Цитируемый отрывок:
################
Блокадные девочки
Шрифт:
По официальным данным, в городе от голода умерли свыше 640 тысяч жителей, десятки тысяч истощенных ленинградцев умерли в эвакуации.
Двадцать лет спустя историки называли цифру в 800 тысяч человек.
Горький шоколад Победы
…Много позже она сделает такую выписку из ученых книг:
«…По неполным данным жертвами блокады стали свыше 1 миллиона 413 тысяч человек. Или 57,6 процента ленинградцев по отношению к началу блокадного голода. Или 47 процентов по отношению к численности населения довоенного Ленинграда. Критический период блокады смогли пережить около одного миллиона
По своему малолетству самый страшный период блокады Татьяна Ивановна Кармазина не помнит: когда началась война, маленькой Танечке Ильиной был всего годик с небольшим.
Она родилась 3 марта 1940 года — как раз в те весенние дни закончилась финская военная кампания. И потому мама считала дочь счастливым талисманом, предвестницей мира и была абсолютно убеждена: с ними ничего дурного случиться не может. Не должно! Несмотря ни на какие лишения! И наотрез отказывалась покидать осажденный Ленинград…
Семьей из четырех человек они жили на Большой Охте, в двухкомнатной квартире с печным отоплением на третьем этаже каменного дома дореволюционной постройки. Но с началом войны отец, Иван Константинович, выпускник военного училища младших командиров, отвечающий по нынешней поре за снабжение одеждой и питанием ремесленников на Кировском заводе, был переведен на казарменное положение. Навещать родных, чтобы узнать, живы ли они, Ильин мог только раз в месяц. Чаще просто не получалась… Мама, Анна Ивановна, коренная петербурженка, теперь была ответственна и за маленькую дочурку, и за свою престарелую слепую мать…
Водопровод не работал, за водой Анна Ивановна привычно ходила на Неву. Когда же таскать тяжелое ведро совсем не осталось сил, брала с собой бидончик… А там тоже преграда. Когда к реке спускаешься, между берегом и уровнем льда перепад метра два — два с половиной. Сделаны для удобства схода ступеньки. Но люди постоянно падали, воду разливали, потому что на ступенях наросла сплошная ледяная короста. На ней пытались делать зарубины, но это помогало мало. Поэтому сверху к реке просто скатывались. А обратный путь, как подняться — тут не сразу и сообразишь… И вот выстоит Анна Ивановна очередь к проруби, кружкой воду начерпает. Потом поставит бидончик рядом с собой на снег и терпеливо ждет, когда же набранная вода покроется сверху кружком льда. Как пробкой, закроет горловину. Чтобы в случае падения не расплескать. Иначе вновь в хвост очереди придется пристраиваться. А как иначе?
################
Предоставленные записи:
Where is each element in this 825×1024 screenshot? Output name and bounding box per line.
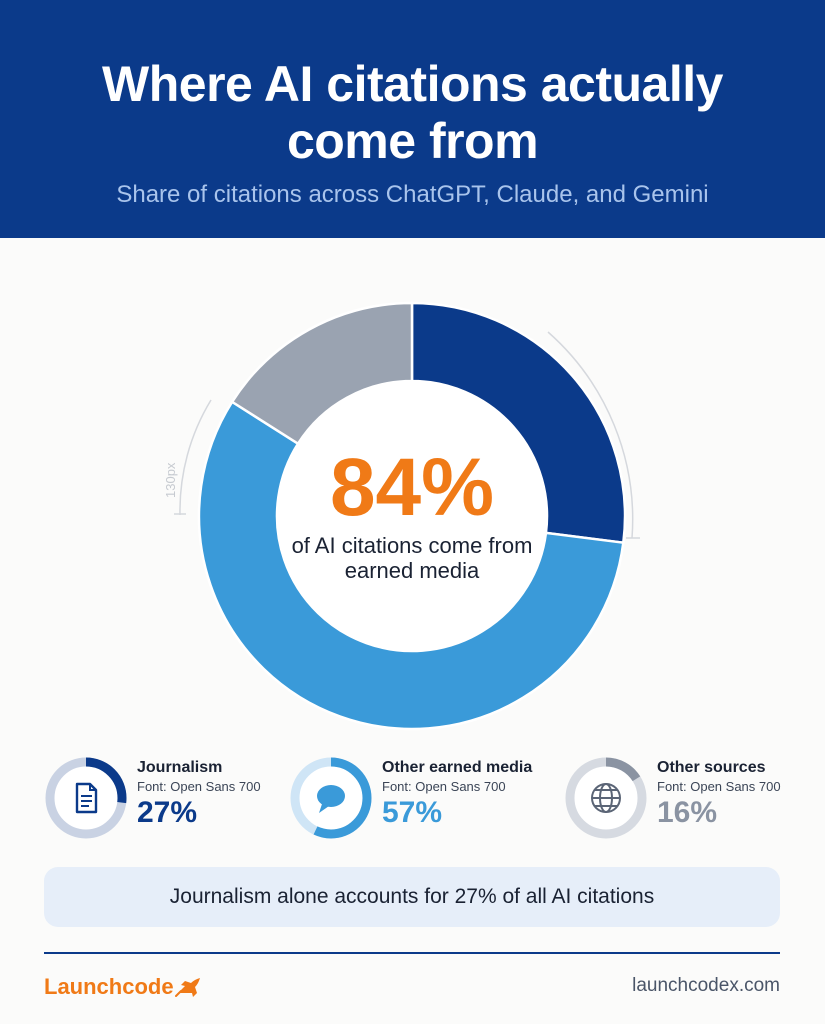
stat-label: Journalism: [137, 759, 223, 776]
donut-slice-other-earned-media: [197, 400, 625, 731]
title-line-1: Where AI citations actually: [102, 56, 723, 112]
stat-value: 27%: [137, 796, 198, 829]
center-caption: of AI citations come from earned media: [291, 533, 533, 583]
brand-name: Launchcode: [44, 974, 174, 999]
stat-journalism: Journalism Font: Open Sans 700 27%: [44, 752, 299, 842]
stat-label: Other sources: [657, 759, 766, 776]
dimension-arc-left: [179, 399, 212, 516]
donut-chart: 130px: [163, 301, 640, 731]
donut-slices: [197, 301, 627, 731]
website-link[interactable]: launchcodex.com: [632, 975, 780, 996]
stat-ring-journalism: [44, 756, 128, 840]
donut-slice-other-sources: [230, 301, 414, 446]
dimension-guides: 130px: [163, 331, 640, 539]
ring-progress: [45, 757, 127, 839]
stat-font-note: Font: Open Sans 700: [137, 779, 261, 794]
center-percentage: 84%: [329, 442, 495, 533]
stat-other-sources: Other sources Font: Open Sans 700 16%: [564, 752, 819, 842]
stat-ring-other-earned-media: [289, 756, 373, 840]
footer-divider: [44, 952, 780, 954]
page-subtitle: Share of citations across ChatGPT, Claud…: [116, 181, 709, 208]
document-icon: [68, 780, 104, 816]
page-title: Where AI citations actually come from: [0, 56, 825, 170]
brand-logo: Launchcode: [44, 974, 201, 1000]
stat-other-earned-media: Other earned media Font: Open Sans 700 5…: [289, 752, 544, 842]
stat-value: 57%: [382, 796, 443, 829]
callout-box: Journalism alone accounts for 27% of all…: [44, 867, 780, 927]
dimension-arc-right: [547, 331, 634, 539]
stat-value: 16%: [657, 796, 718, 829]
ring-progress: [290, 757, 372, 839]
globe-icon: [588, 780, 624, 816]
stat-font-note: Font: Open Sans 700: [657, 779, 781, 794]
stat-font-note: Font: Open Sans 700: [382, 779, 506, 794]
speech-bubble-icon: [313, 780, 349, 816]
ring-progress: [565, 757, 647, 839]
donut-slice-journalism: [410, 301, 627, 545]
header-banner: Where AI citations actually come from Sh…: [0, 0, 825, 238]
donut-center: [278, 382, 546, 650]
title-line-2: come from: [286, 113, 539, 169]
dimension-label: 130px: [163, 462, 178, 498]
rocket-icon: [174, 978, 200, 997]
stat-label: Other earned media: [382, 759, 533, 776]
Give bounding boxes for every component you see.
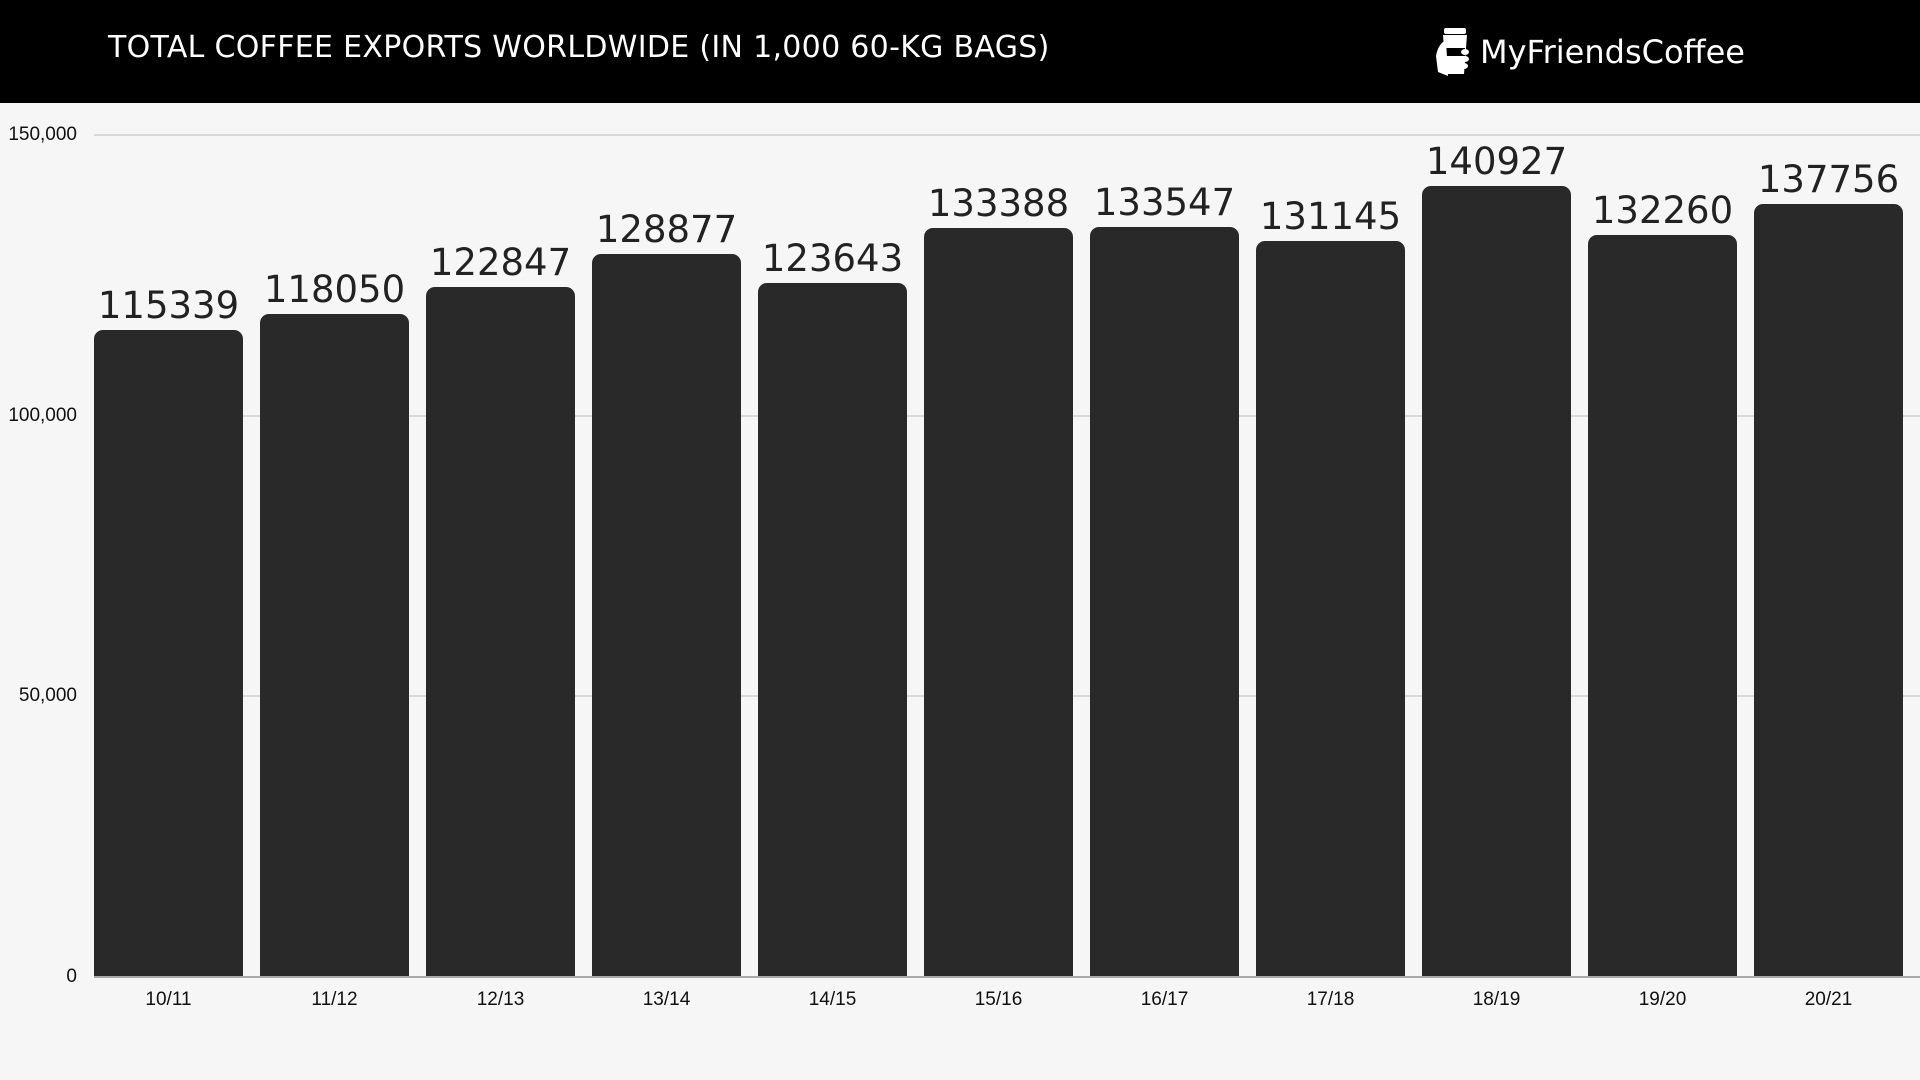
bar-value-label: 128877 bbox=[595, 207, 738, 251]
bar-chart: 0 50,000 100,000 150,000 115339 10/11 118050 11… bbox=[0, 103, 1920, 1080]
bar-20-21 bbox=[1754, 203, 1903, 977]
bar-19-20 bbox=[1588, 234, 1737, 977]
bar-value-label: 122847 bbox=[429, 241, 572, 285]
y-axis-tick-label: 100,000 bbox=[8, 404, 77, 426]
x-axis-tick-label: 14/15 bbox=[808, 989, 857, 1010]
x-axis-tick-label: 15/16 bbox=[974, 989, 1023, 1010]
coffee-cup-in-hand-icon bbox=[1436, 28, 1469, 76]
x-axis-tick-label: 10/11 bbox=[145, 989, 192, 1010]
x-axis-tick-label: 20/21 bbox=[1804, 989, 1853, 1010]
brand-logo: MyFriendsCoffee bbox=[1434, 26, 1745, 78]
x-axis-tick-label: 11/12 bbox=[311, 989, 358, 1010]
bar-15-16 bbox=[924, 228, 1073, 977]
x-axis-baseline bbox=[94, 976, 1920, 978]
y-axis-tick-label: 50,000 bbox=[18, 685, 77, 707]
bar-value-label: 115339 bbox=[97, 283, 240, 327]
bar-13-14 bbox=[592, 253, 741, 977]
chart-title: TOTAL COFFEE EXPORTS WORLDWIDE (IN 1,000… bbox=[108, 30, 1050, 65]
bar-value-label: 123643 bbox=[761, 236, 904, 280]
bar-16-17 bbox=[1090, 227, 1239, 977]
y-axis-tick-label: 0 bbox=[66, 966, 77, 987]
bar-value-label: 137756 bbox=[1757, 157, 1900, 201]
bar-17-18 bbox=[1256, 240, 1405, 977]
bar-value-label: 133547 bbox=[1093, 181, 1236, 225]
bar-11-12 bbox=[260, 314, 409, 977]
y-axis-tick-label: 150,000 bbox=[8, 124, 77, 145]
bar-12-13 bbox=[426, 287, 575, 977]
bar-value-label: 140927 bbox=[1425, 139, 1568, 183]
x-axis-tick-label: 16/17 bbox=[1140, 989, 1189, 1010]
x-axis-tick-label: 12/13 bbox=[476, 989, 525, 1010]
x-axis-tick-label: 18/19 bbox=[1472, 989, 1521, 1010]
bar-10-11 bbox=[94, 329, 243, 977]
x-axis-tick-label: 19/20 bbox=[1638, 989, 1687, 1010]
gridline bbox=[94, 134, 1920, 136]
bar-value-label: 131145 bbox=[1259, 194, 1402, 238]
bar-value-label: 118050 bbox=[263, 268, 406, 312]
bar-value-label: 132260 bbox=[1591, 188, 1734, 232]
bar-value-label: 133388 bbox=[927, 182, 1070, 226]
x-axis-tick-label: 17/18 bbox=[1306, 989, 1355, 1010]
bar-18-19 bbox=[1422, 185, 1571, 977]
chart-header: TOTAL COFFEE EXPORTS WORLDWIDE (IN 1,000… bbox=[0, 0, 1920, 103]
bar-14-15 bbox=[758, 282, 907, 977]
brand-name: MyFriendsCoffee bbox=[1480, 33, 1745, 71]
x-axis-tick-label: 13/14 bbox=[642, 989, 691, 1010]
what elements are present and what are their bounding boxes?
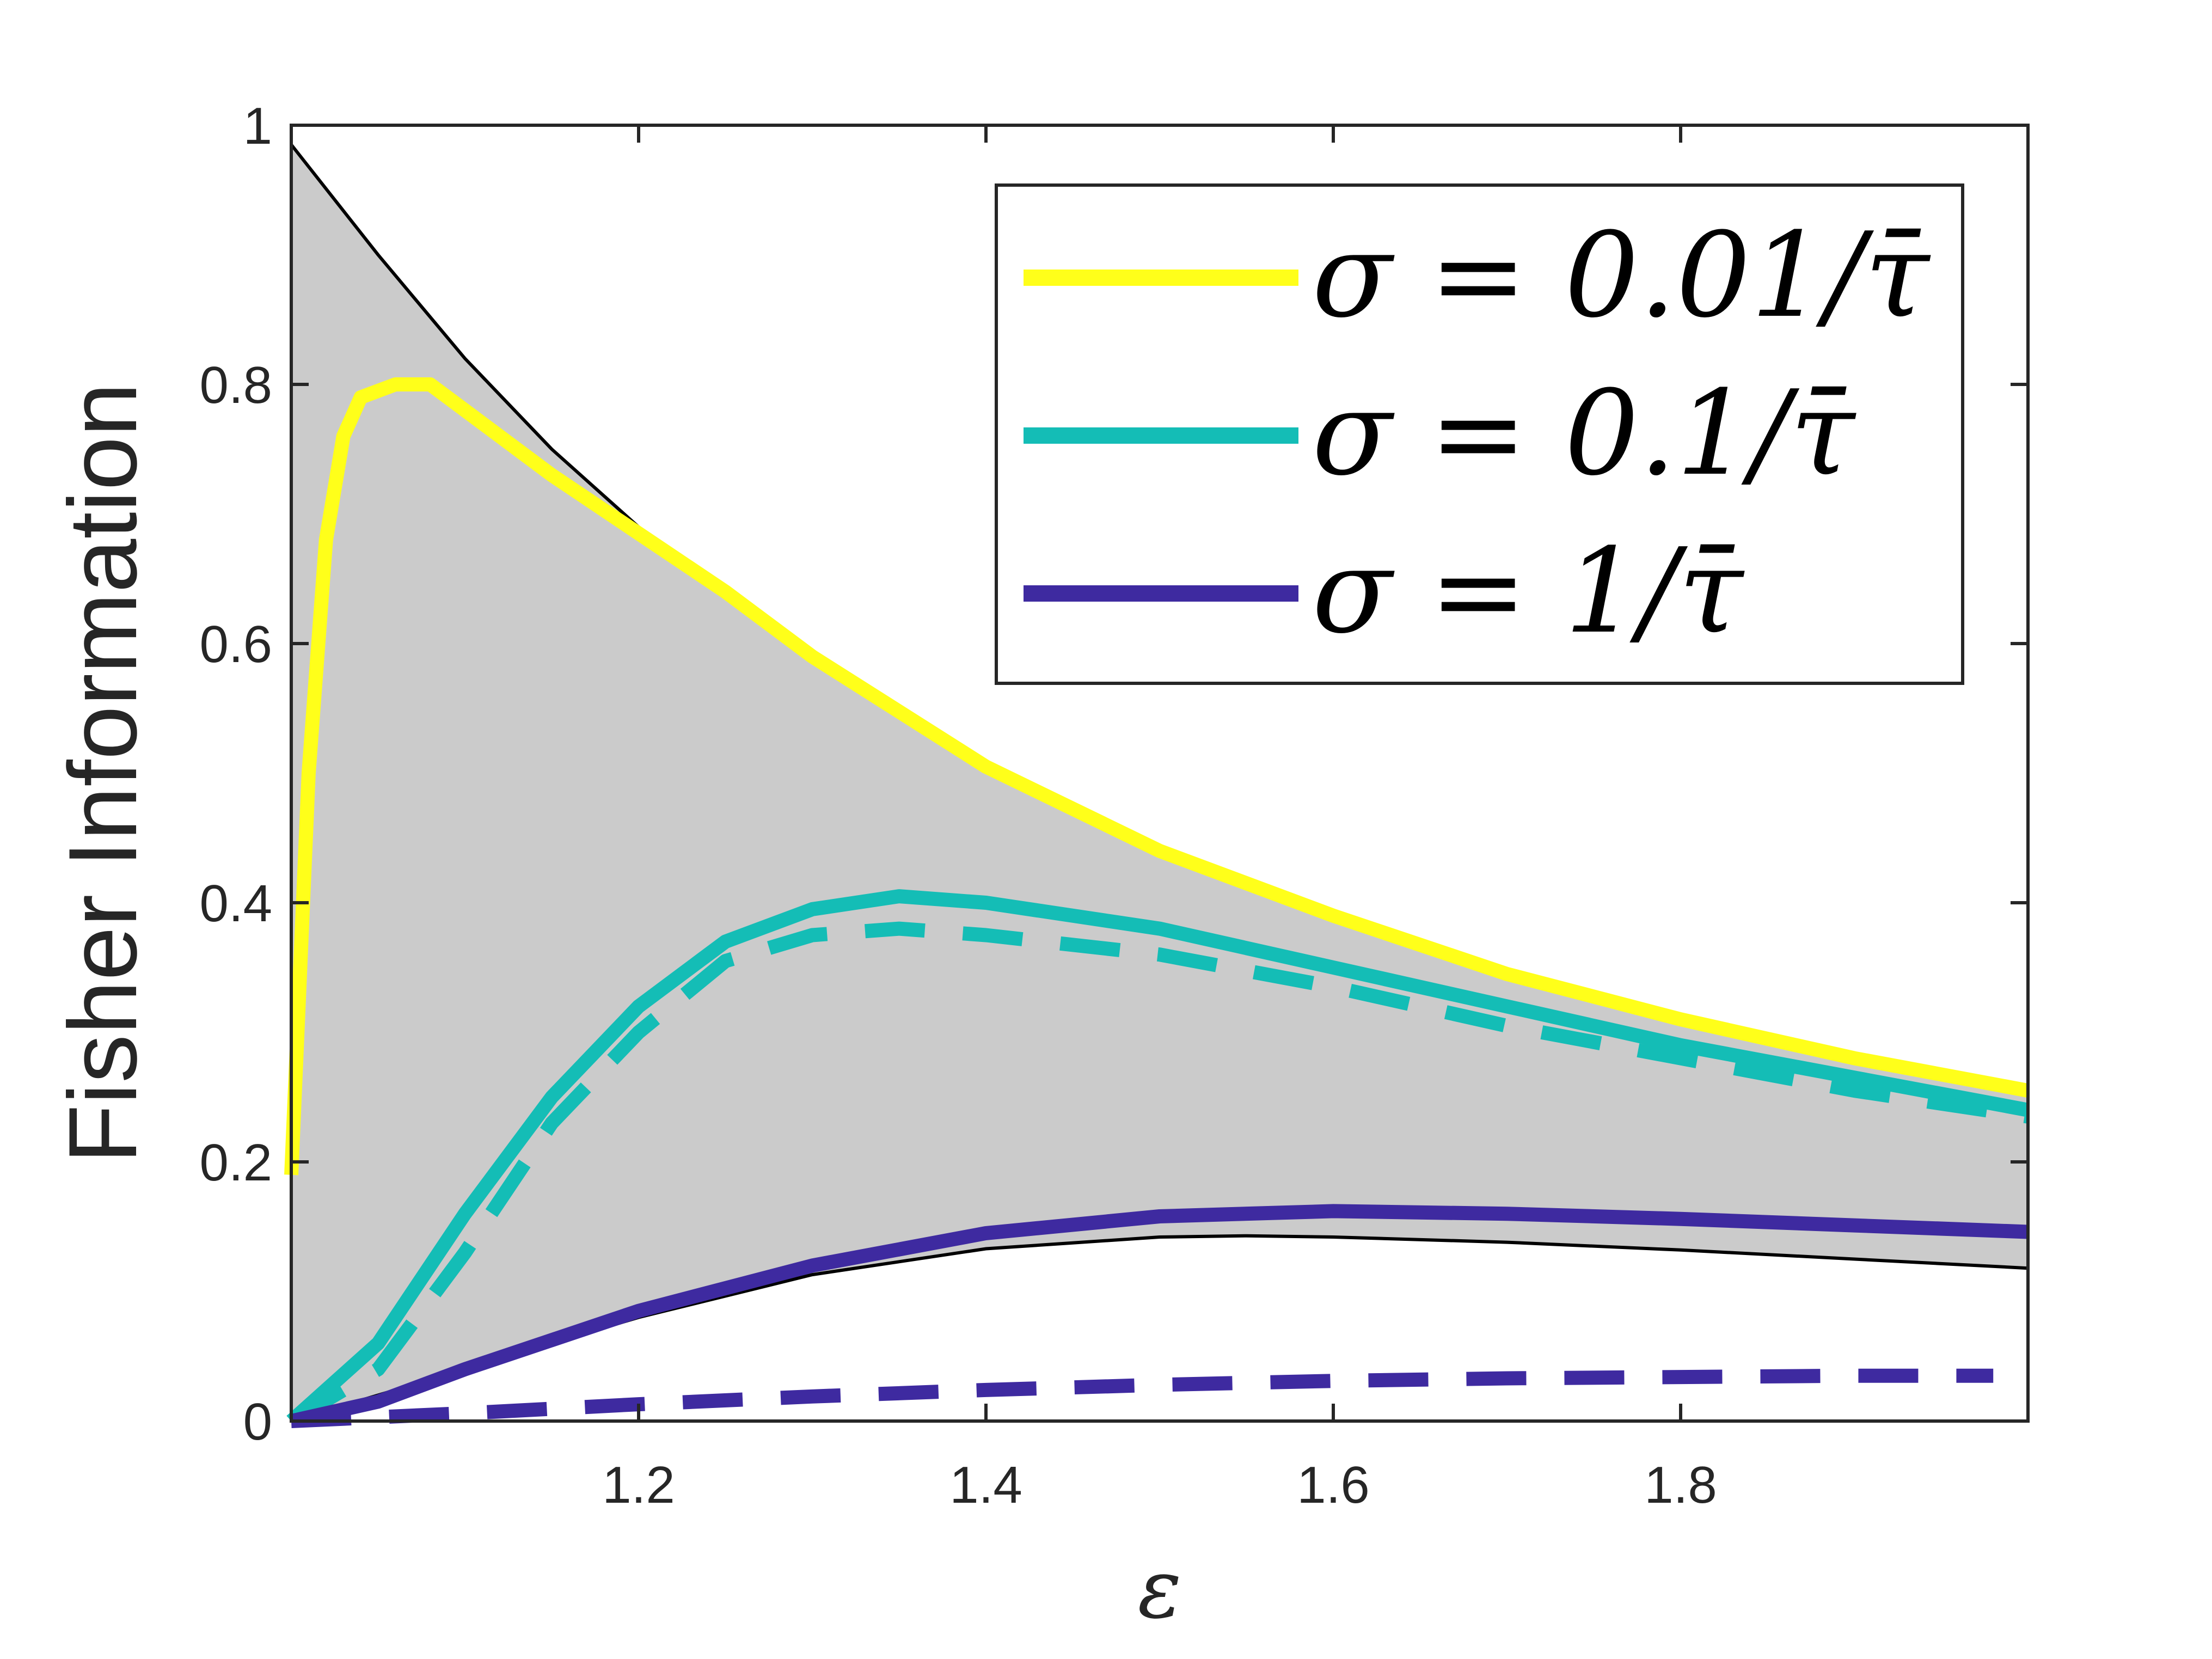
################
Задание 1: Перепишите фрагмент текста о блокаде Ленинграда между словами «Блокадные девочки» и «800 тысяч человек.» включительно, заменив «историки» на «исследователи».
Задание 2: Напишите продолжение текста о блокаде Ленинграда, начиная сразу после его последнего предложения.

Ответ 1:
Блокадные девочки
Шрифт:
По официальным данным, в городе от голода умерли свыше 640 тысяч жителей, десятки тысяч истощенных ленинградцев умерли в эвакуации.
Двадцать лет спустя исследователи называли цифру в 800 тысяч человек.

Ответ 2:
Кто-то, говорят, просто брал с улицы снег и растапливал. Но Ильины береглись, на подобное не соглашались. Потому что городской снег и на снег-то походил очень мало: помои и прочие нечистоты тогда из окон сливали прямо в форточку. Или на лестничную клетку все эти отходы разом вымахивались. Да и трупы на дворовой площадке, возле парадных нередко грудились, закоченевшие на сильном морозе…
По осени сорок первого года при объявлении воздушной тревоги все жильцы дружно спускались в подвал, примитивно оборудованный под бомбоубежище. Но однажды большая фугасная бомба упала рядом с домом Ильиных. И сразу заходили ходуном полутораметровые стены, захлюпала сливная вода в канализации, порвались провода, погас свет. Было жуткое ощущение потерянности и страха — дети заплакали, женщины заголосили. Если бежать — не знаешь, куда. Подвал битком, кругом темно, ориентир спасительного выхода потерян… Сразу пришли на память подобные случаи: от падения большой бомбы расходились фановые
После памятного случая с падением бомбы, мама Тани твердо заявила: «Все, больше я в бомбоубежище спускаться не буду. Зачем? Если прямое попадание, так оно и в подвал пройдет. А если будет частичное обрушение, так с нашего 3 этажа легче спастись, чем из подвала…»
С той поры, едва объявят воздушную тревогу, она хватала дочь и падала на кровать. Сверху набрасывала матрасы, одеяла, одежду. Словно этот ворох тряпья может от чего-то уберечь. А вот слепая бабушка осторожно, по стеночке постоянно ползала в подвал, пока ноги держали. Так жить хотела, так боялась налетов. И одно упорно твердила дочери: «Не спускаетесь в подвал — очень рискуете. Так нельзя…»
За свою долгую жизнь старушка пережила и русско-японскую кампанию, и Первую мировую, и Гражданскую войну. Поэтому постоянно хранила небольшой НЗ. Продуктовый набор: овсянка, лук, соль, спички, цикорий с кофе. И никак не могла поверить, что всем ленинградцам выдают такой скудный паек, 125 граммов хлеба. Даже прямо выговаривала дочери: «Ты меня обманываешь. Ты пользуешься моей слепотой. Ты меня объедаешь. Даже в Гражданскую войну такого не бывало…»
Обидно было слышать эти упреки, но что ж поделаешь…
Бабушка умерла от голода 15 марта 1942 года. Как раз пришел на побывку отец — он и договаривался о похоронах. Отдали могильщикам продуктовую карточку, чтобы все сделали по-человечески. И бабушка упокоилась не в общей безымянной братской могиле, а рядом с захоронением деда. На Большеохтинском кладбище…
Пережившим первую блокадную зиму было уже ничего не страшно. Привыкли постепенно к бомбежкам, привыкли к артобстрелам. Но главное — весной город вскопал грядки. Раскопали под них всю прибрежную зону, цветники около Исаакиевского собора, Марсово поле, Лебяжью канавку, Летний сад. А кто-то и прямо во дворах поднял землю под посадку, используя каждый свободный клочок… Выдали и семена — картошку, морковку, брюкву, редиску. А еще памятки, как надо выращивать зелень и овощи.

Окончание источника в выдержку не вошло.